• LISTA DE TAREAS:
A – Enumera todos los nombres propios de persona que figuran en el texto proporcionado.
B – Prosigue el Capítulo 1 de "El porvenir es una ilusión" que aparece al final del texto proporcionado, a partir de su última oración.

Capítulo XXI – Claudia, pájaro que canta

“Ignoro cuando apareció. Pero me despierta muy temprano. Cantos melodiosos, discontinuos, antojadizos. Minutos de trinos al mundo. En algún momento hace una pausa y replica, para dejarse vencer por el silencio. Es lo primero que oigo a la mañana y alivia la pérdida, deja atrás el chapoteo barroso de las preguntas, tu hueco en mi cama.
Escucho su melodía, su canción casi alborozada, como si le fuera indispensable cantar en mi ventana.
No lo he visto, pero lo imagino multicolor, un saludo vivaz al mundo.
A veces regresa cuando deambulo por la casa, quizás para cerciorarse que estoy despierta, que alejé pensamientos aciagos y que mi dialogo con vos ya no es en términos de reproches y preguntas, sino de anécdotas, de puesta común, hasta de sonrisas.
Pájaro que canta y sostiene un relato de la pérdida, que busca tener a raya un dolor que no inmovilice, que se permita otras palabras. Alborea una esperanza ingenua. Suficiente para mí”.

(Fragmento de "Lo que queda", novela editada por Colisión Libros).

Hay una hora en la mañana donde el sol se refleja en mis anteojos, impide la visibilidad y también ilumina, momento de leve zozobra, de fastidio, de inquietud. La escritura tiene estos instantes de remar contra la corriente, de pies hundidos en el barro.

Pero, así como aparece, se diluye. Y surge la esperanza ingenua con la que a veces escribo. Decía Isak Dinesen que ella escribía un poco todos los días, «sin esperanza y sin desesperación», cita Carver. Es un poco así.

Feliz día a quienes escriben.

El porvenir es una ilusión

¿Qué es El porvenir es una ilusión?
Una historia de convicciones en  tiempos turbulentos. También de amistad.
A modo de introducción, transcribo el Capítulo 1. Y debajo el enlace, que estará vigente durante unos días.

Hoy
 
La noticia no me sorprendió, como si sólo fuera cuestión de tiempo para que la certeza tomara cuerpo y no naufragara en las traiciones de la esperanza. Salí al patio y me refugié unos instantes bajo el parral. Algunos rayos de sol se colaban entre las hojas y anunciaban la dureza de un verano diferente.
Una de mis hijas –la que no conoció Martín– luchaba por atarle el pelo a una de sus muñecas mientras la embadurnaba con barro. “Es crema para la cara, papá”, se atajó ante mi vistazo indisimulado.

• LISTA DE REGISTROS:
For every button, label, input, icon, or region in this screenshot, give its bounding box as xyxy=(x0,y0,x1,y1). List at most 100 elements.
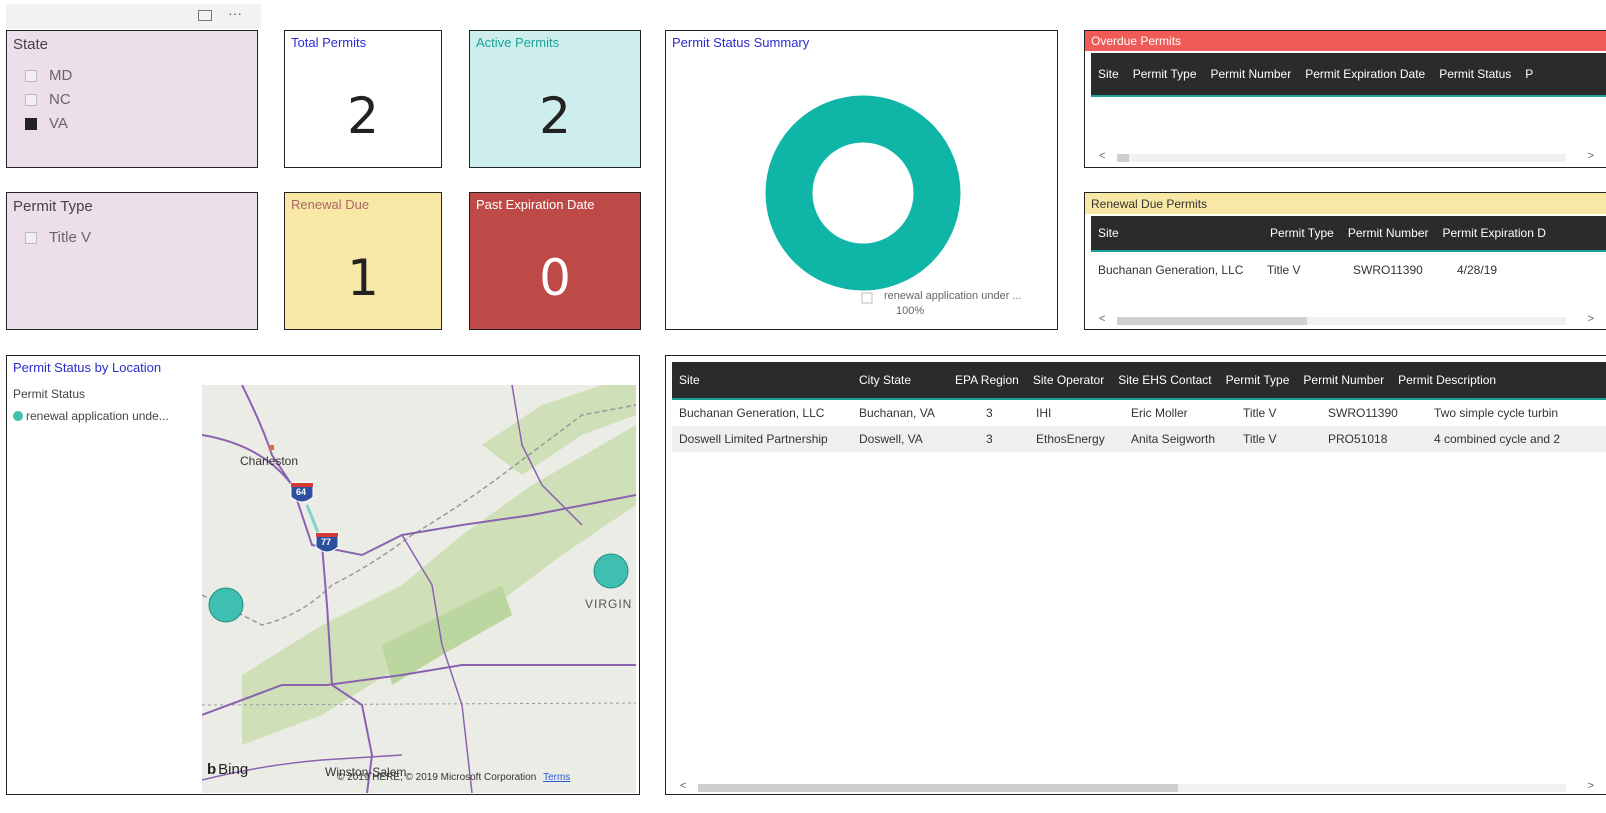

==

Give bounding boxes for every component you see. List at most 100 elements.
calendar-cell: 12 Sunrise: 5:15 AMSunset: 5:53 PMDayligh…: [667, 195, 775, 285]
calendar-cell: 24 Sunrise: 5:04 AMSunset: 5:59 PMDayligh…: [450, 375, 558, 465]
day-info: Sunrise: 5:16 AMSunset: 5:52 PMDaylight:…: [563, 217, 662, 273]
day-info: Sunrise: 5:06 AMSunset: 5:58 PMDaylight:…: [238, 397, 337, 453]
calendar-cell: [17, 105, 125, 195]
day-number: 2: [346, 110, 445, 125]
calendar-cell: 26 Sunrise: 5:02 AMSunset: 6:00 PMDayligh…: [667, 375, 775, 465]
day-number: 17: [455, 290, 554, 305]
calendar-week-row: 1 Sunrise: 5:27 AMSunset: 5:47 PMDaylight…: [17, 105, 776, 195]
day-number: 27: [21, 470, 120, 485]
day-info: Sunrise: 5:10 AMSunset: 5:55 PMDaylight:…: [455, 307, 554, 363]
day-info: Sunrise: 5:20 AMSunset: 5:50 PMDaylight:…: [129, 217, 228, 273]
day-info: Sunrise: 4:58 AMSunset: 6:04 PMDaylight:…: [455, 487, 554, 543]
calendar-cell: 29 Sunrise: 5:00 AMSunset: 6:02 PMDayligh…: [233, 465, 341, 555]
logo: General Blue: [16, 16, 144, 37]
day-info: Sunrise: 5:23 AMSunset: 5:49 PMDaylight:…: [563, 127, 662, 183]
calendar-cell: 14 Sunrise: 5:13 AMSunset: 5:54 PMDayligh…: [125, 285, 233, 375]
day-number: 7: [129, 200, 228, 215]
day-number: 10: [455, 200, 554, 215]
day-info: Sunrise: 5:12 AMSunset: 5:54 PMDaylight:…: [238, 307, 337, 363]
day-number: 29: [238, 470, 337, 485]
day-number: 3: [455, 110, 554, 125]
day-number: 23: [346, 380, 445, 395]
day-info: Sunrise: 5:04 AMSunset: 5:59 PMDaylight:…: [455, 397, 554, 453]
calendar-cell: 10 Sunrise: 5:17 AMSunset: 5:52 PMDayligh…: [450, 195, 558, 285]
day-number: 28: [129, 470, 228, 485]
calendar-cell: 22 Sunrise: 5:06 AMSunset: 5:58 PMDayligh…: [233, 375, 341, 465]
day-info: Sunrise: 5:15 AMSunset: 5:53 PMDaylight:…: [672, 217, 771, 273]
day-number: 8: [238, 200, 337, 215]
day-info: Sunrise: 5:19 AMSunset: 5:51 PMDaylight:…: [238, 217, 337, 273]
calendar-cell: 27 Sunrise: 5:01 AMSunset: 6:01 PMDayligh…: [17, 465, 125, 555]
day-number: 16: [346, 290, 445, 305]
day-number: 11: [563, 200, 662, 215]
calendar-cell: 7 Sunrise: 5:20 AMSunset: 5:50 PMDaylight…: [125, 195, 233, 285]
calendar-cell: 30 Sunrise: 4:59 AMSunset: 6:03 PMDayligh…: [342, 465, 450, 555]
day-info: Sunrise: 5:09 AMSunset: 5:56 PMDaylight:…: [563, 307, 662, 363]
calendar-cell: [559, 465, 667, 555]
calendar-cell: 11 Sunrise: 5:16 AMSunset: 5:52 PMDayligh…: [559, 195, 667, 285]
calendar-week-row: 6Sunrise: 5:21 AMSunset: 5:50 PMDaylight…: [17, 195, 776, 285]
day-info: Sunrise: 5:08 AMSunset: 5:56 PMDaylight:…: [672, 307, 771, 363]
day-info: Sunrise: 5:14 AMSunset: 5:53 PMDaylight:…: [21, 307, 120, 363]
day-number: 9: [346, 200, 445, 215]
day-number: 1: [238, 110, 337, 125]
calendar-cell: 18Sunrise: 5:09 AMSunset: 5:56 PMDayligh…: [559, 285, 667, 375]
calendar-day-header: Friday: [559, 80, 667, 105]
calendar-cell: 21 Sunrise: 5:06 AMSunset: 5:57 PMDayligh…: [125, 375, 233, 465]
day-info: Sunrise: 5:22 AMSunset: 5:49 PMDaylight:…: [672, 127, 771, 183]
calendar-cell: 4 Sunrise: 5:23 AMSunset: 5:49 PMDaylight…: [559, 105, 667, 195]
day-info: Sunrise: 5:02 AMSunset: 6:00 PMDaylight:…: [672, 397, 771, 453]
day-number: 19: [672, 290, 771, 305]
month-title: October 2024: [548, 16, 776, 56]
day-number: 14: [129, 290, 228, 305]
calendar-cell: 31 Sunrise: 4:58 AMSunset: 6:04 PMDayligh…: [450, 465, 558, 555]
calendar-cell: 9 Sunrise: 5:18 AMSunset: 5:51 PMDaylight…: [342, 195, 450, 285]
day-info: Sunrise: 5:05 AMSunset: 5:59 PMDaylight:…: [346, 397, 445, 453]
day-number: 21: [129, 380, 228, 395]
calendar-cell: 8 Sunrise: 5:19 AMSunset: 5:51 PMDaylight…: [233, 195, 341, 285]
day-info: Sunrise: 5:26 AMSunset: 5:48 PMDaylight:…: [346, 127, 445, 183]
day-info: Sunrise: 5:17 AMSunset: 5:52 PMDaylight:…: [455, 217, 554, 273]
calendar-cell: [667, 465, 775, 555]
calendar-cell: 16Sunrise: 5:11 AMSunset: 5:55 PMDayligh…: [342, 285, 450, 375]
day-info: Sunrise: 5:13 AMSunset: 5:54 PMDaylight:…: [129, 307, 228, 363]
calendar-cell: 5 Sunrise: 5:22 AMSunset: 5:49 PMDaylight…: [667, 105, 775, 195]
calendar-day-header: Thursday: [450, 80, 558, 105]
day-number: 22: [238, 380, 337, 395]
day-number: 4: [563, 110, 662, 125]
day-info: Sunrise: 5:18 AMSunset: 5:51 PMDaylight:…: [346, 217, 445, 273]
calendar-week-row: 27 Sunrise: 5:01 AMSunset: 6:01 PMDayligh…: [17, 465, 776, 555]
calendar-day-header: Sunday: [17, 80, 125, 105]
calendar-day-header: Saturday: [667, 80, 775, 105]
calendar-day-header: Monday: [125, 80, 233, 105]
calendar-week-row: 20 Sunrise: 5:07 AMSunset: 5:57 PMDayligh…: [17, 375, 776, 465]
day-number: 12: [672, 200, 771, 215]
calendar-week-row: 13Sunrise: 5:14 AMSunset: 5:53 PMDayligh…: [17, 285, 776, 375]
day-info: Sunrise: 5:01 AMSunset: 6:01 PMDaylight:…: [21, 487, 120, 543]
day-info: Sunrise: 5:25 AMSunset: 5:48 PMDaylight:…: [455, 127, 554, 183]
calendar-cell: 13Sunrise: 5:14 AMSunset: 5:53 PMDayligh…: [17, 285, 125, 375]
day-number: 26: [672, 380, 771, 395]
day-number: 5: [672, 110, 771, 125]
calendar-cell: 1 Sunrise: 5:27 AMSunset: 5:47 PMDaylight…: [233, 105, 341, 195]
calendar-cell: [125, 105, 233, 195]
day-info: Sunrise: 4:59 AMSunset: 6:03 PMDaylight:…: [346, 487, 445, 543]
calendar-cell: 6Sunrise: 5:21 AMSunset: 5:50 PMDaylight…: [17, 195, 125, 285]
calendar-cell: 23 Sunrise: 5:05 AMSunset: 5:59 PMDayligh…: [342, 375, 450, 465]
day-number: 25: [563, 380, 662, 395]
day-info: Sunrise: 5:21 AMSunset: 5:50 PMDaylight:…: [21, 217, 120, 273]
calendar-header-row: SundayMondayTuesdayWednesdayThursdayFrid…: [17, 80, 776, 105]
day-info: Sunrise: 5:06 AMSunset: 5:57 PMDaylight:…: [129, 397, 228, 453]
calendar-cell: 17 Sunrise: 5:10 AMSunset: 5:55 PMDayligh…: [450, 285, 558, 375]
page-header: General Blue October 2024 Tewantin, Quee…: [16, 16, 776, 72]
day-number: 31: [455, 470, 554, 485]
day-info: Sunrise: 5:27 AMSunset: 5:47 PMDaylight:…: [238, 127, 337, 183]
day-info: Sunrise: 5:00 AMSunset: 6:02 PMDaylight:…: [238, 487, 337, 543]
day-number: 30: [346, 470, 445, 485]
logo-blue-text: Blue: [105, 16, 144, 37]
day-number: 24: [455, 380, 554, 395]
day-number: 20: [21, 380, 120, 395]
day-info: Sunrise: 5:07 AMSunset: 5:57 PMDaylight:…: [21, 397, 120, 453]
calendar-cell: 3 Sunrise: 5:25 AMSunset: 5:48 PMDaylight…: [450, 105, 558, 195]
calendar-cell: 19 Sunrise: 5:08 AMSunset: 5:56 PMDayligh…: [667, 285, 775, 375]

--

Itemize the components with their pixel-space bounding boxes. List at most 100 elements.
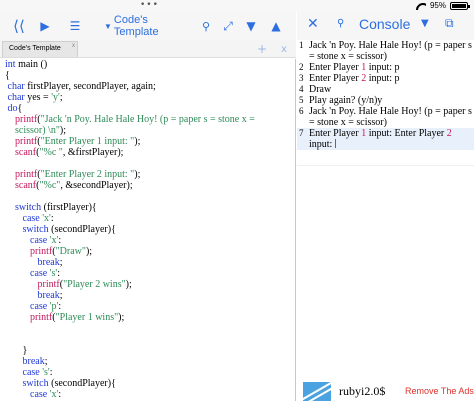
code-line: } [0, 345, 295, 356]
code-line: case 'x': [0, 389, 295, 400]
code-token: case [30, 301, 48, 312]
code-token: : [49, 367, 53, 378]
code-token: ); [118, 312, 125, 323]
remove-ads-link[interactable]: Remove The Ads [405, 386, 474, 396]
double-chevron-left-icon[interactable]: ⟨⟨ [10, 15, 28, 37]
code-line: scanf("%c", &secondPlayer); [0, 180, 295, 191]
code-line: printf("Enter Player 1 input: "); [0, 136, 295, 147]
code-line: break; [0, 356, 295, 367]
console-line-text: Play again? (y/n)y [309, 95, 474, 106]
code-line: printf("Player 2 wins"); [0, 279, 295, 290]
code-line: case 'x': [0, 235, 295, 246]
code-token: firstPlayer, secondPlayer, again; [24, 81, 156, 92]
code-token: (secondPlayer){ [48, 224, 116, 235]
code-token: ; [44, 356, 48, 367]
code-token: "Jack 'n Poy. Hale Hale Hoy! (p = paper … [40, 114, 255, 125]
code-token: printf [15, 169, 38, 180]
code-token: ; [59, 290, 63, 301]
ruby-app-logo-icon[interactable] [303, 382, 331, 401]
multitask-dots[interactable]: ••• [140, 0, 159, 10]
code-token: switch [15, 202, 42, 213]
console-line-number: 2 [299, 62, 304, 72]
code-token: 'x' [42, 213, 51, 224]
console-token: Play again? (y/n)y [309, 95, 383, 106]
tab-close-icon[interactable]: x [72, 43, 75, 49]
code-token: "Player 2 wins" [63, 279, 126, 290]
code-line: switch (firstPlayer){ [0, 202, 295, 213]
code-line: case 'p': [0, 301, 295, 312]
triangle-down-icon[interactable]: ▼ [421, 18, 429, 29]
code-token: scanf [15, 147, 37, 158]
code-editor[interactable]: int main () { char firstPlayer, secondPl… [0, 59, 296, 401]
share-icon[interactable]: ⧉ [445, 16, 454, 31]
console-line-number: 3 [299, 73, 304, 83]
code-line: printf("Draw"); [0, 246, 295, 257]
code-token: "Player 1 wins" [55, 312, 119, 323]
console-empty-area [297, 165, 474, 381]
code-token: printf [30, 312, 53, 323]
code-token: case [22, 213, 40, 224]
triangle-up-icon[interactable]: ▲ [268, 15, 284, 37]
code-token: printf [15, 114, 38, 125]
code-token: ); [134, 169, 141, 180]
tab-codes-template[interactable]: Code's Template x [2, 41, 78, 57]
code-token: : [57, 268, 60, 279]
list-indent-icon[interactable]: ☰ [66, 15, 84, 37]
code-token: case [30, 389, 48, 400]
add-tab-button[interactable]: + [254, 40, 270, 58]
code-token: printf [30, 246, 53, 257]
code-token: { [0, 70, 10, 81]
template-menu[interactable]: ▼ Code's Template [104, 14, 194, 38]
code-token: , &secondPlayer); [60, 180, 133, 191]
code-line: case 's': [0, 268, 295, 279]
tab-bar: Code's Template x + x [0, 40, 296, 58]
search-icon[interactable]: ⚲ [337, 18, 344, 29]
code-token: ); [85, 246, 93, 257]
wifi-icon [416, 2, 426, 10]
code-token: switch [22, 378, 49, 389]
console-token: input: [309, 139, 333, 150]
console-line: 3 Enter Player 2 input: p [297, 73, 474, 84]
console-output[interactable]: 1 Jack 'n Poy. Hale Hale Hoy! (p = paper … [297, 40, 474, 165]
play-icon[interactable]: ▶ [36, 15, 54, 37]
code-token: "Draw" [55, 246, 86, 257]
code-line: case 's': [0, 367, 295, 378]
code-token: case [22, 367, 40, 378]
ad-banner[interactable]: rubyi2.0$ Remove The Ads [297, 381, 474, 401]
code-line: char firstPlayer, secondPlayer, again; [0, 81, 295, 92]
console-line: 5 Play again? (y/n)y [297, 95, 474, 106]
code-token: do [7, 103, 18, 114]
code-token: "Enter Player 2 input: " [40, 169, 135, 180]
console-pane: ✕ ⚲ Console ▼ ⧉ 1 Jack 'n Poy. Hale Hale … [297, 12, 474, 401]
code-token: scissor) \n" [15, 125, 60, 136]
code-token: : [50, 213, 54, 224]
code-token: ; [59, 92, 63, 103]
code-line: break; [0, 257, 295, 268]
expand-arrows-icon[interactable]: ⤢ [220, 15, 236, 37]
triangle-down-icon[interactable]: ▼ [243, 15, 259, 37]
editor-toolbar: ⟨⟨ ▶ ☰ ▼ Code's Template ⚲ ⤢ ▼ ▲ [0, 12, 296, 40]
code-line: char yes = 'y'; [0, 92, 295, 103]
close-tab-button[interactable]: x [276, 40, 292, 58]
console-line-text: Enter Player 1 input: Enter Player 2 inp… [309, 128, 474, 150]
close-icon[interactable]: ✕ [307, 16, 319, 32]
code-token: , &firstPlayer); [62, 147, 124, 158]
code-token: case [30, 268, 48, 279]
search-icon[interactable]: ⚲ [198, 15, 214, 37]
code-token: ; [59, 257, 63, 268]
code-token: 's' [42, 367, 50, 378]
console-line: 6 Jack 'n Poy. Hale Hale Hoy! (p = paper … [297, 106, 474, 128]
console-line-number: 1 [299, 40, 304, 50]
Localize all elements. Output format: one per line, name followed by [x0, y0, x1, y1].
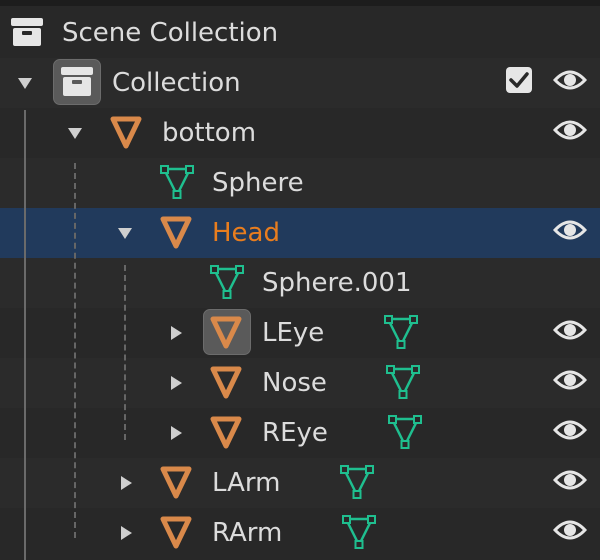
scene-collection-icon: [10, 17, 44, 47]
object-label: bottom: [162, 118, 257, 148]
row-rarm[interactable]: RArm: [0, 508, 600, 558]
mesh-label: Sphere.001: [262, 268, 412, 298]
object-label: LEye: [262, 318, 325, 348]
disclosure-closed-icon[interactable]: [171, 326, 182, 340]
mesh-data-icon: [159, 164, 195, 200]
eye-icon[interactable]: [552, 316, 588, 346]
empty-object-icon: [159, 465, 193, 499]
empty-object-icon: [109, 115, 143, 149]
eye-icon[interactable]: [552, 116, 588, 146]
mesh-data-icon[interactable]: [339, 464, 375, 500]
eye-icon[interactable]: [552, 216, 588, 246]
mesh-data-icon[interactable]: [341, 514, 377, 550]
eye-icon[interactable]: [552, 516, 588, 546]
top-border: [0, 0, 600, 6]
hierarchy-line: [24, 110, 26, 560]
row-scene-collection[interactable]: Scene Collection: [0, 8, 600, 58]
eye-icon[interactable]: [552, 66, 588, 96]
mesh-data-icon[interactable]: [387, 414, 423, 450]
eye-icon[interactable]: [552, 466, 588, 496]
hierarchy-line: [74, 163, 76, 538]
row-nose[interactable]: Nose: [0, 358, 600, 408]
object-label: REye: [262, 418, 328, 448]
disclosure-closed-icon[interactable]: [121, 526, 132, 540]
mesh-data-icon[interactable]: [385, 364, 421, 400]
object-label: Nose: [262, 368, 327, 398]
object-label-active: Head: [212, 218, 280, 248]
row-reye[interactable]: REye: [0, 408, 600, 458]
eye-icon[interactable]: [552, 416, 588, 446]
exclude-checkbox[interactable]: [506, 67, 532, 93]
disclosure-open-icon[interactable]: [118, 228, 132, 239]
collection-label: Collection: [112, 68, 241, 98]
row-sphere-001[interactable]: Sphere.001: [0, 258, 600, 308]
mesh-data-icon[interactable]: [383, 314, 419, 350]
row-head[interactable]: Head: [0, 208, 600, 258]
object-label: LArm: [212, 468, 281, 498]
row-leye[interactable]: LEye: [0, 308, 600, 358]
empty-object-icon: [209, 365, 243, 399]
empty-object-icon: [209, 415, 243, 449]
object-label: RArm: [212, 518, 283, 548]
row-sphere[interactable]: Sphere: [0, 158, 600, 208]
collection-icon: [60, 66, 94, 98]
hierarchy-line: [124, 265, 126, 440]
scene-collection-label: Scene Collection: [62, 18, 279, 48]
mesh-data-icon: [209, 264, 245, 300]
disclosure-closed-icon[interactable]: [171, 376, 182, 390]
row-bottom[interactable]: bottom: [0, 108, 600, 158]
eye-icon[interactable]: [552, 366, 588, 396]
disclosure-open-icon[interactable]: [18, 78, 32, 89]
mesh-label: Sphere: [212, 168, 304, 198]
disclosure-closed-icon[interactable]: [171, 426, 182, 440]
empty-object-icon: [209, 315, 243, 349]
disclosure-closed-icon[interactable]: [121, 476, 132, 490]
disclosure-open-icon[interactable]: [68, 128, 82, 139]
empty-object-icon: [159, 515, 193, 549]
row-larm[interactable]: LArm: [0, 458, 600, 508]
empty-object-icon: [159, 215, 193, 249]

• RESPUESTAS ESCRITAS:
A – Claudia, Isak Dinesen, Carver, Martín

B –
El Negro odiaba el calor. Aseguraba que era para burgueses venidos a menos y oficinistas pálidos, ansiosos por hacinarse en playas atiborradas de turistas. Su recuerdo es como esas huellas de nuestro cuerpo que coinciden con los secretos de la memoria. Están ahí y tienen su historia, sus confidencias, sus humores. Están ahí para demostrarnos que estamos vivos.
En los días leves tenía la esperanza de que mi amigo viviera en algún país europeo (siempre pensé que podía ser escandinavo) y que se negaba a volver a casa por resentimiento, amargura o demasiada melancolía.
En los días espesos, su ausencia hería el alma. 
Como hoy.
Todavía conservo sus cartas. Una de las últimas, fechada en diciembre de 1978, lamentaba el triunfo de Argentina en el Mundial. Sin embargo yo podía leer entre líneas —porque para eso son los amigos— que todavía tenía la confianza suficiente para iniciar el camino de regreso.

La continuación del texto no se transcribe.